[Data]:
========

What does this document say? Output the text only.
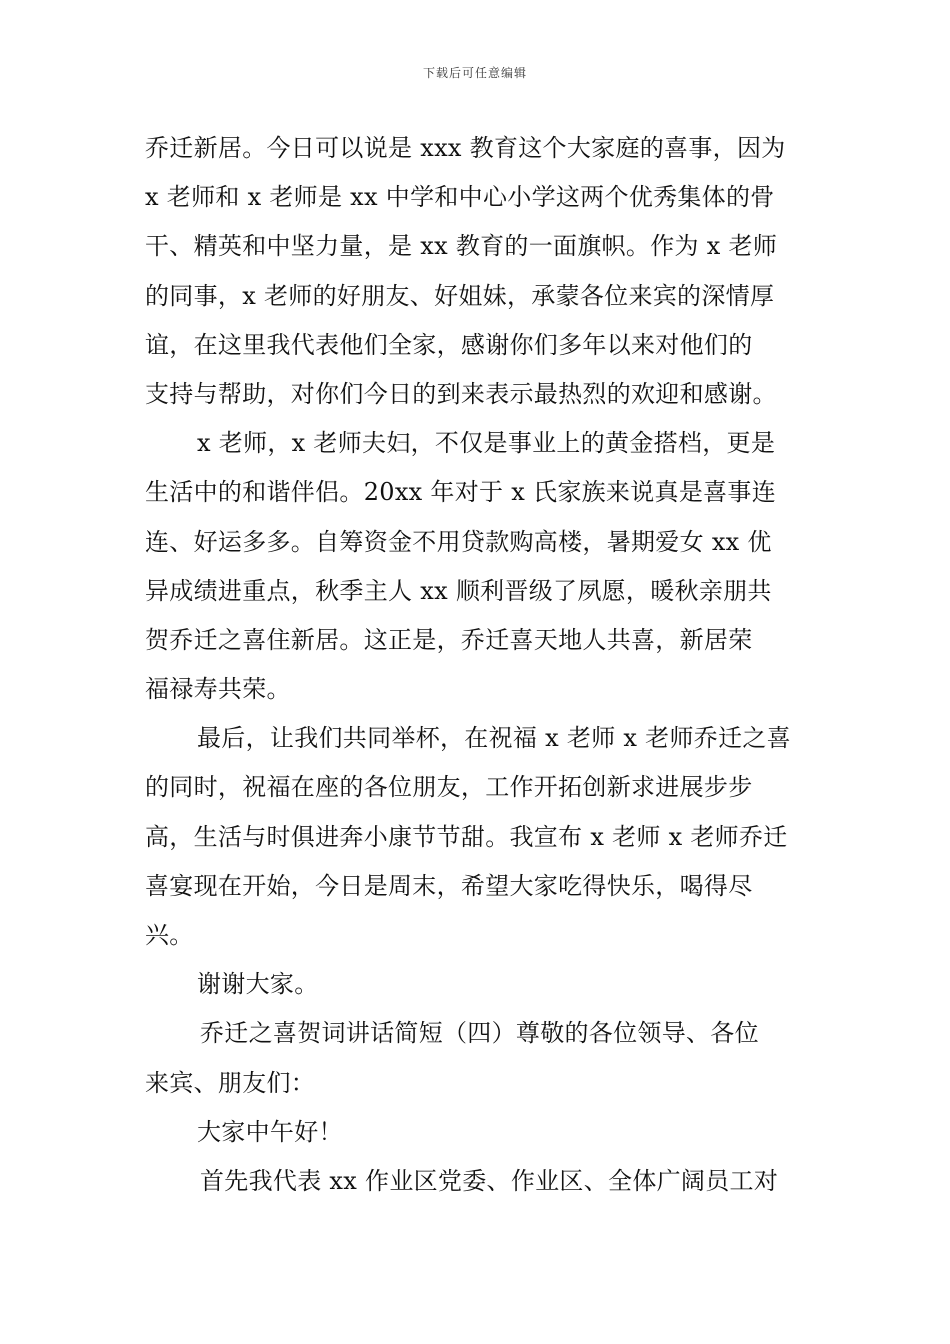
下载后可任意编辑
乔迁新居。今日可以说是 xxx 教育这个大家庭的喜事，因为
x 老师和 x 老师是 xx 中学和中心小学这两个优秀集体的骨
干、精英和中坚力量，是 xx 教育的一面旗帜。作为 x 老师
的同事，x 老师的好朋友、好姐妹，承蒙各位来宾的深情厚
谊，在这里我代表他们全家，感谢你们多年以来对他们的
支持与帮助，对你们今日的到来表示最热烈的欢迎和感谢。
x 老师，x 老师夫妇，不仅是事业上的黄金搭档，更是
生活中的和谐伴侣。20xx 年对于 x 氏家族来说真是喜事连
连、好运多多。自筹资金不用贷款购高楼，暑期爱女 xx 优
异成绩进重点，秋季主人 xx 顺利晋级了夙愿，暖秋亲朋共
贺乔迁之喜住新居。这正是，乔迁喜天地人共喜，新居荣
福禄寿共荣。
最后，让我们共同举杯，在祝福 x 老师 x 老师乔迁之喜
的同时，祝福在座的各位朋友，工作开拓创新求进展步步
高，生活与时俱进奔小康节节甜。我宣布 x 老师 x 老师乔迁
喜宴现在开始，今日是周末，希望大家吃得快乐，喝得尽
兴。
谢谢大家。
乔迁之喜贺词讲话简短（四）尊敬的各位领导、各位
来宾、朋友们：
大家中午好！
首先我代表 xx 作业区党委、作业区、全体广阔员工对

========

[Problem to work on]: Transcribe the full listing above exactly, with the images removed.

[Correct result]:
What does this document say? Output the text only.
下载后可任意编辑
乔迁新居。今日可以说是 xxx 教育这个大家庭的喜事，因为
x 老师和 x 老师是 xx 中学和中心小学这两个优秀集体的骨
干、精英和中坚力量，是 xx 教育的一面旗帜。作为 x 老师
的同事，x 老师的好朋友、好姐妹，承蒙各位来宾的深情厚
谊，在这里我代表他们全家，感谢你们多年以来对他们的
支持与帮助，对你们今日的到来表示最热烈的欢迎和感谢。
x 老师，x 老师夫妇，不仅是事业上的黄金搭档，更是
生活中的和谐伴侣。20xx 年对于 x 氏家族来说真是喜事连
连、好运多多。自筹资金不用贷款购高楼，暑期爱女 xx 优
异成绩进重点，秋季主人 xx 顺利晋级了夙愿，暖秋亲朋共
贺乔迁之喜住新居。这正是，乔迁喜天地人共喜，新居荣
福禄寿共荣。
最后，让我们共同举杯，在祝福 x 老师 x 老师乔迁之喜
的同时，祝福在座的各位朋友，工作开拓创新求进展步步
高，生活与时俱进奔小康节节甜。我宣布 x 老师 x 老师乔迁
喜宴现在开始，今日是周末，希望大家吃得快乐，喝得尽
兴。
谢谢大家。
乔迁之喜贺词讲话简短（四）尊敬的各位领导、各位
来宾、朋友们：
大家中午好！
首先我代表 xx 作业区党委、作业区、全体广阔员工对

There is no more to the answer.